EXTRACTED DATA –
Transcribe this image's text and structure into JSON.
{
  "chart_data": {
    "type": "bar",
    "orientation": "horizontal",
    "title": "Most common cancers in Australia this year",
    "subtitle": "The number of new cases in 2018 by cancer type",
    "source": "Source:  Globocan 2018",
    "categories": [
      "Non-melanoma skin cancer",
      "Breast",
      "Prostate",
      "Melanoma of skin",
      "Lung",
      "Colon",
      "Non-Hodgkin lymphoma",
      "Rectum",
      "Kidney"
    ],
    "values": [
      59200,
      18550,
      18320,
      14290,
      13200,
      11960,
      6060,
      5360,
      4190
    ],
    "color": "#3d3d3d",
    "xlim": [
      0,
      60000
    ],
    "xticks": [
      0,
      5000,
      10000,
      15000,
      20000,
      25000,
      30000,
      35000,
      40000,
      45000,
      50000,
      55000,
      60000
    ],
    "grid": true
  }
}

PROBLEM DETAILS –
Go through the records above, find every line with the word "skin", and list those lines.

SOLUTION TO THIS TASK –
      "Non-melanoma skin cancer",
      "Melanoma of skin",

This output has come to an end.